### Stored rows
/---

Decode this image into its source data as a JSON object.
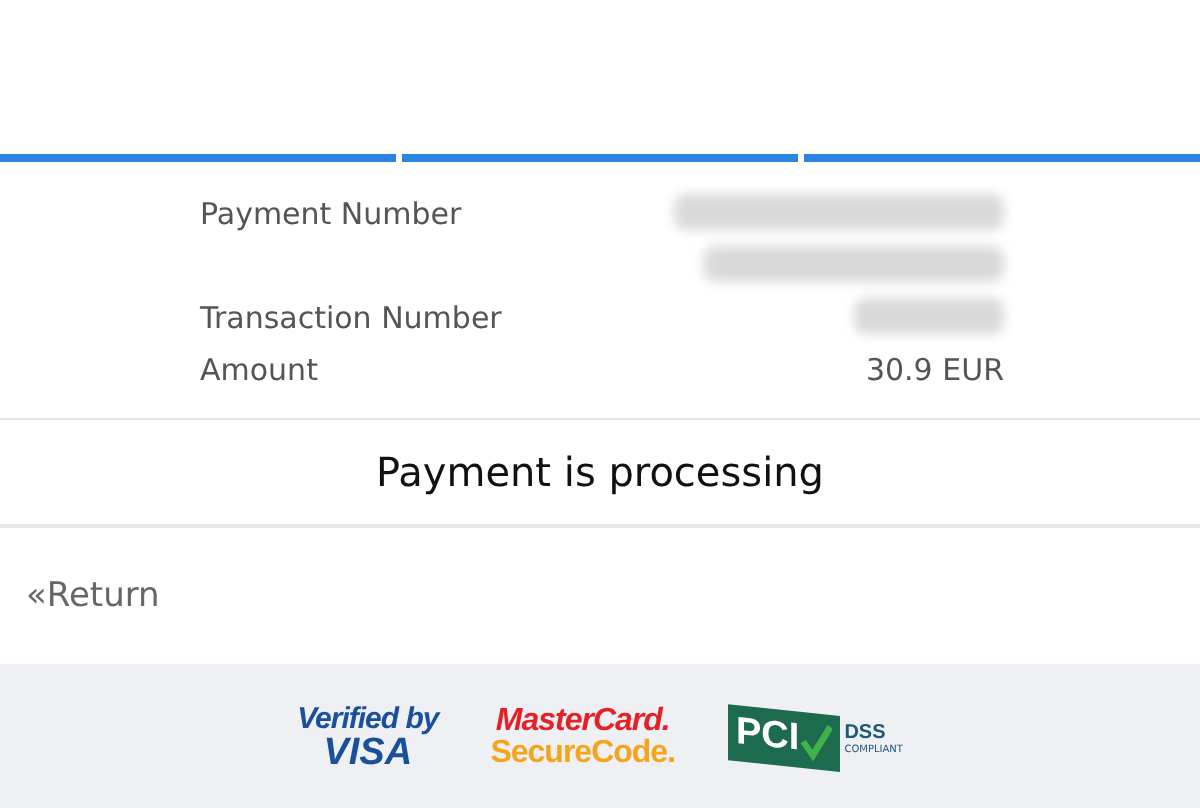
{
  "progress": [
    {
      "done": true
    },
    {
      "done": true
    },
    {
      "done": true
    }
  ],
  "details": [
    {
      "label": "Payment Number",
      "kind": "redacted"
    },
    {
      "kind": "redacted"
    },
    {
      "label": "Transaction Number",
      "kind": "redacted"
    },
    {
      "label": "Amount",
      "kind": "text",
      "value": "30.9 EUR"
    }
  ],
  "status": "Payment is processing",
  "return_link": "«Return",
  "badges": [
    {
      "kind": "visa",
      "lines": [
        "Verified by",
        "VISA"
      ]
    },
    {
      "kind": "mastercard",
      "lines": [
        "MasterCard.",
        "SecureCode."
      ]
    },
    {
      "kind": "pci",
      "lines": [
        "PCI",
        "DSS",
        "COMPLIANT"
      ]
    }
  ]
}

\---

### What you have to do
Without the pictures, restate all of the entries above verbatim.

### Output of the task
Decode this image into its source data as a JSON object.
{
  "progress": [
    {
      "done": true
    },
    {
      "done": true
    },
    {
      "done": true
    }
  ],
  "details": [
    {
      "label": "Payment Number",
      "kind": "redacted"
    },
    {
      "kind": "redacted"
    },
    {
      "label": "Transaction Number",
      "kind": "redacted"
    },
    {
      "label": "Amount",
      "kind": "text",
      "value": "30.9 EUR"
    }
  ],
  "status": "Payment is processing",
  "return_link": "«Return",
  "badges": [
    {
      "kind": "visa",
      "lines": [
        "Verified by",
        "VISA"
      ]
    },
    {
      "kind": "mastercard",
      "lines": [
        "MasterCard.",
        "SecureCode."
      ]
    },
    {
      "kind": "pci",
      "lines": [
        "PCI",
        "DSS",
        "COMPLIANT"
      ]
    }
  ]
}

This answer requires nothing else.